━━━━━ RECORDS SUPPLIED ━━━━━
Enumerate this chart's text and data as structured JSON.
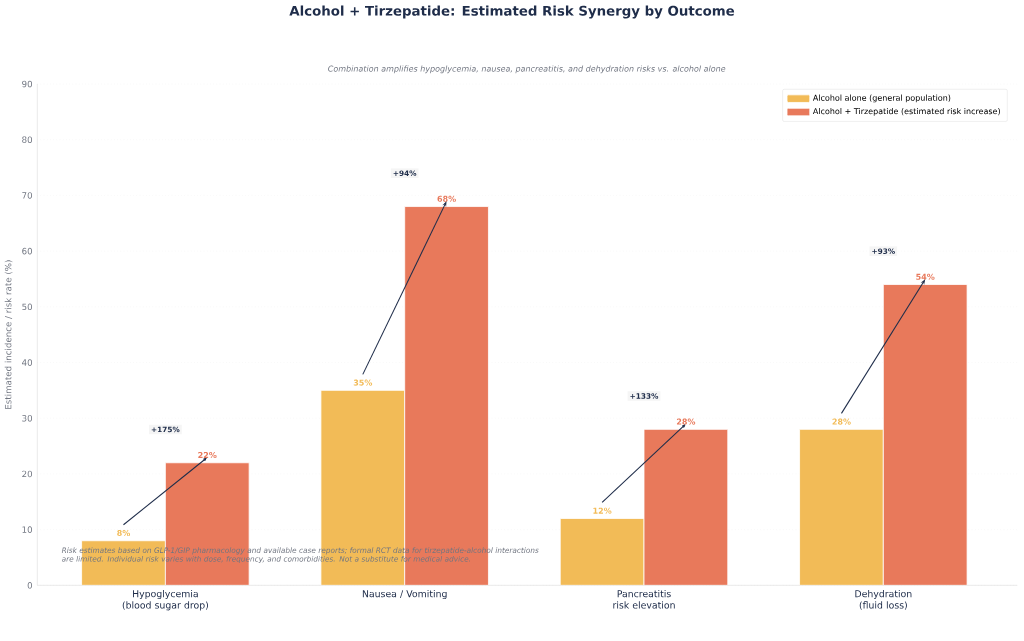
{
  "chart_data": {
    "type": "bar",
    "title": "Alcohol + Tirzepatide: Estimated Risk Synergy by Outcome",
    "subtitle": "Combination amplifies hypoglycemia, nausea, pancreatitis, and dehydration risks vs. alcohol alone",
    "ylabel": "Estimated incidence / risk rate (%)",
    "categories": [
      "Hypoglycemia (blood sugar drop)",
      "Nausea / Vomiting",
      "Pancreatitis risk elevation",
      "Dehydration (fluid loss)"
    ],
    "series": [
      {
        "name": "Alcohol alone (general population)",
        "color": "#f2bb57",
        "values": [
          8,
          35,
          12,
          28
        ],
        "value_labels": [
          "8%",
          "35%",
          "12%",
          "28%"
        ]
      },
      {
        "name": "Alcohol + Tirzepatide (estimated risk increase)",
        "color": "#e8795b",
        "values": [
          22,
          68,
          28,
          54
        ],
        "value_labels": [
          "22%",
          "68%",
          "28%",
          "54%"
        ]
      }
    ],
    "annotations": [
      "+175%",
      "+94%",
      "+133%",
      "+93%",
      "Risk estimates based on GLP-1/GIP pharmacology and available case reports; formal RCT data for tirzepatide-alcohol interactions are limited. Individual risk varies with dose, frequency, and comorbidities. Not a substitute for medical advice."
    ],
    "ylim": [
      0,
      90
    ],
    "yticks": [
      0,
      10,
      20,
      30,
      40,
      50,
      60,
      70,
      80,
      90
    ],
    "grid": "y",
    "legend": "top right"
  }
}
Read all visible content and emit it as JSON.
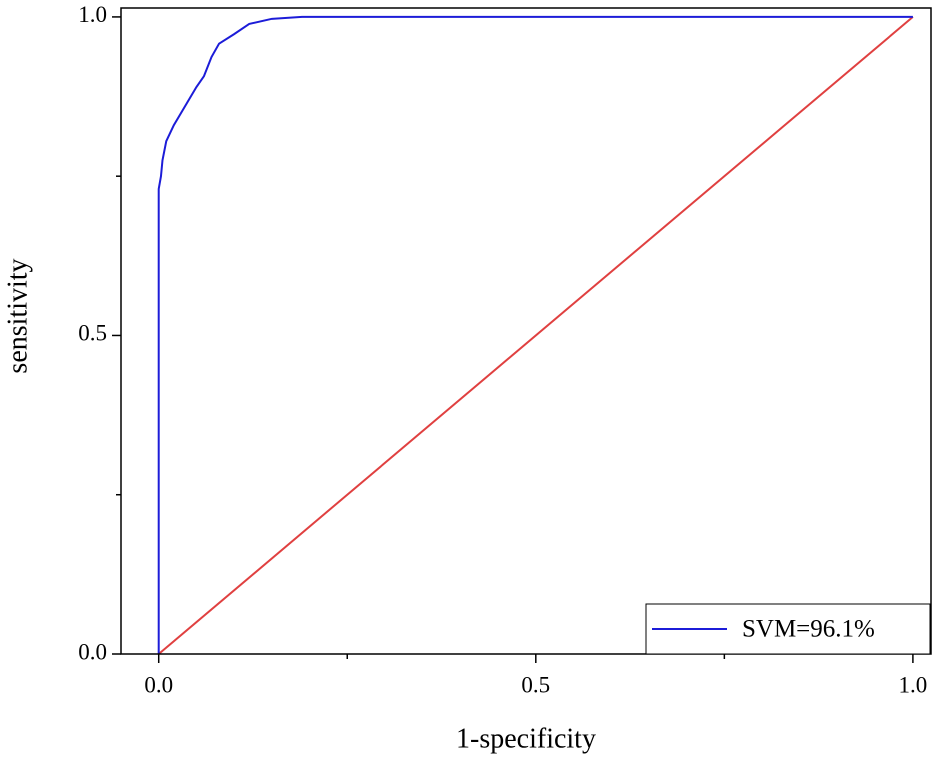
{
  "chart_data": {
    "type": "line",
    "xlabel": "1-specificity",
    "ylabel": "sensitivity",
    "xlim": [
      -0.05,
      1.024
    ],
    "ylim": [
      0,
      1.014
    ],
    "xticks": [
      {
        "value": 0,
        "label": "0.0"
      },
      {
        "value": 0.5,
        "label": "0.5"
      },
      {
        "value": 1,
        "label": "1.0"
      }
    ],
    "yticks": [
      {
        "value": 0,
        "label": "0.0"
      },
      {
        "value": 0.5,
        "label": "0.5"
      },
      {
        "value": 1,
        "label": "1.0"
      }
    ],
    "minor_xticks": [
      0.25,
      0.75
    ],
    "minor_yticks": [
      0.25,
      0.75
    ],
    "legend": "lower right",
    "series": [
      {
        "name": "SVM=96.1%",
        "color": "#1c1cd8",
        "x": [
          0,
          0,
          0.003,
          0.005,
          0.01,
          0.02,
          0.03,
          0.04,
          0.05,
          0.06,
          0.07,
          0.08,
          0.1,
          0.12,
          0.15,
          0.19,
          1
        ],
        "values": [
          0,
          0.73,
          0.75,
          0.775,
          0.805,
          0.83,
          0.85,
          0.87,
          0.89,
          0.907,
          0.937,
          0.958,
          0.973,
          0.989,
          0.997,
          1,
          1
        ]
      },
      {
        "color": "#e04040",
        "x": [
          0,
          1
        ],
        "values": [
          0,
          1
        ]
      }
    ]
  }
}
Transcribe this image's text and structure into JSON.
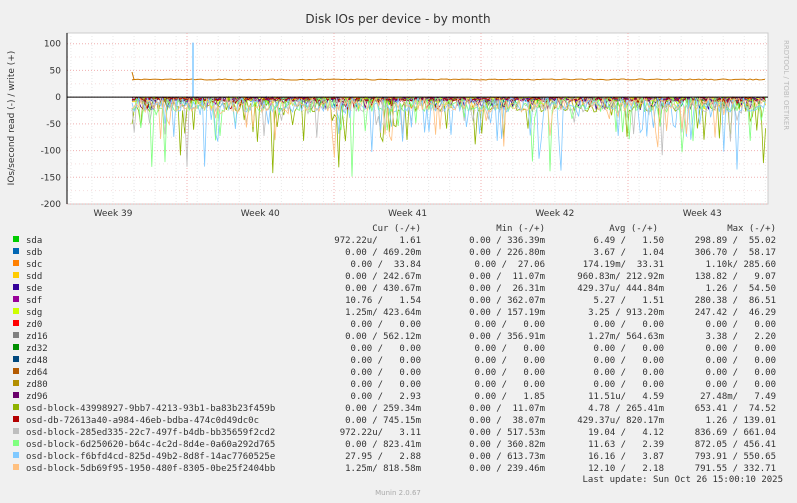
{
  "chart_data": {
    "type": "line",
    "title": "Disk IOs per device - by month",
    "ylabel": "IOs/second read (-) / write (+)",
    "yticks": [
      "100",
      "50",
      "0",
      "-50",
      "-100",
      "-150",
      "-200"
    ],
    "ylim": [
      -200,
      120
    ],
    "xticks": [
      "Week 39",
      "Week 40",
      "Week 41",
      "Week 42",
      "Week 43"
    ],
    "columns": [
      "Cur (-/+)",
      "Min (-/+)",
      "Avg (-/+)",
      "Max (-/+)"
    ],
    "series": [
      {
        "name": "sda",
        "color": "#00cc00",
        "cur": "972.22u/    1.61",
        "min": "0.00 / 336.39m",
        "avg": "6.49 /   1.50",
        "max": "298.89 /  55.02"
      },
      {
        "name": "sdb",
        "color": "#0066b3",
        "cur": "0.00 / 469.20m",
        "min": "0.00 / 226.80m",
        "avg": "3.67 /   1.04",
        "max": "306.70 /  58.17"
      },
      {
        "name": "sdc",
        "color": "#ff8000",
        "cur": "0.00 /  33.84",
        "min": "0.00 /  27.06",
        "avg": "174.19m/  33.31",
        "max": "1.10k/ 285.60"
      },
      {
        "name": "sdd",
        "color": "#ffcc00",
        "cur": "0.00 / 242.67m",
        "min": "0.00 /  11.07m",
        "avg": "960.83m/ 212.92m",
        "max": "138.82 /   9.07"
      },
      {
        "name": "sde",
        "color": "#330099",
        "cur": "0.00 / 430.67m",
        "min": "0.00 /  26.31m",
        "avg": "429.37u/ 444.84m",
        "max": "1.26 /  54.50"
      },
      {
        "name": "sdf",
        "color": "#990099",
        "cur": "10.76 /   1.54",
        "min": "0.00 / 362.07m",
        "avg": "5.27 /   1.51",
        "max": "280.38 /  86.51"
      },
      {
        "name": "sdg",
        "color": "#ccff00",
        "cur": "1.25m/ 423.64m",
        "min": "0.00 / 157.19m",
        "avg": "3.25 / 913.20m",
        "max": "247.42 /  46.29"
      },
      {
        "name": "zd0",
        "color": "#ff0000",
        "cur": "0.00 /   0.00",
        "min": "0.00 /   0.00",
        "avg": "0.00 /   0.00",
        "max": "0.00 /   0.00"
      },
      {
        "name": "zd16",
        "color": "#808080",
        "cur": "0.00 / 562.12m",
        "min": "0.00 / 356.91m",
        "avg": "1.27m/ 564.63m",
        "max": "3.38 /   2.20"
      },
      {
        "name": "zd32",
        "color": "#008f00",
        "cur": "0.00 /   0.00",
        "min": "0.00 /   0.00",
        "avg": "0.00 /   0.00",
        "max": "0.00 /   0.00"
      },
      {
        "name": "zd48",
        "color": "#00487d",
        "cur": "0.00 /   0.00",
        "min": "0.00 /   0.00",
        "avg": "0.00 /   0.00",
        "max": "0.00 /   0.00"
      },
      {
        "name": "zd64",
        "color": "#b35a00",
        "cur": "0.00 /   0.00",
        "min": "0.00 /   0.00",
        "avg": "0.00 /   0.00",
        "max": "0.00 /   0.00"
      },
      {
        "name": "zd80",
        "color": "#b38f00",
        "cur": "0.00 /   0.00",
        "min": "0.00 /   0.00",
        "avg": "0.00 /   0.00",
        "max": "0.00 /   0.00"
      },
      {
        "name": "zd96",
        "color": "#6b006b",
        "cur": "0.00 /   2.93",
        "min": "0.00 /   1.85",
        "avg": "11.51u/   4.59",
        "max": "27.48m/   7.49"
      },
      {
        "name": "osd-block-43998927-9bb7-4213-93b1-ba83b23f459b",
        "color": "#8fb300",
        "cur": "0.00 / 259.34m",
        "min": "0.00 /  11.07m",
        "avg": "4.78 / 265.41m",
        "max": "653.41 /  74.52"
      },
      {
        "name": "osd-db-72613a40-a984-46eb-bdba-474c0d49dc0c",
        "color": "#b30000",
        "cur": "0.00 / 745.15m",
        "min": "0.00 /  38.07m",
        "avg": "429.37u/ 820.17m",
        "max": "1.26 / 139.01"
      },
      {
        "name": "osd-block-285ed335-22c7-497f-b4db-bb35659f2cd2",
        "color": "#bebebe",
        "cur": "972.22u/   3.11",
        "min": "0.00 / 517.53m",
        "avg": "19.04 /   4.12",
        "max": "836.69 / 661.04"
      },
      {
        "name": "osd-block-6d250620-b64c-4c2d-8d4e-0a60a292d765",
        "color": "#80ff80",
        "cur": "0.00 / 823.41m",
        "min": "0.00 / 360.82m",
        "avg": "11.63 /   2.39",
        "max": "872.05 / 456.41"
      },
      {
        "name": "osd-block-f6bfd4cd-825d-49b2-8d8f-14ac7760525e",
        "color": "#80c9ff",
        "cur": "27.95 /   2.88",
        "min": "0.00 / 613.73m",
        "avg": "16.16 /   3.87",
        "max": "793.91 / 550.65"
      },
      {
        "name": "osd-block-5db69f95-1950-480f-8305-0be25f2404bb",
        "color": "#ffc080",
        "cur": "1.25m/ 818.58m",
        "min": "0.00 / 239.46m",
        "avg": "12.10 /   2.18",
        "max": "791.55 / 332.71"
      }
    ],
    "last_update": "Last update: Sun Oct 26 15:00:10 2025",
    "footer": "Munin 2.0.67",
    "side_text": "RRDTOOL / TOBI OETIKER"
  }
}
━━━━━
Scan the material above for the string "right" and report each line where you find it.

TASK RESULT »
    "legend": "top right"
    "legend": "lower right",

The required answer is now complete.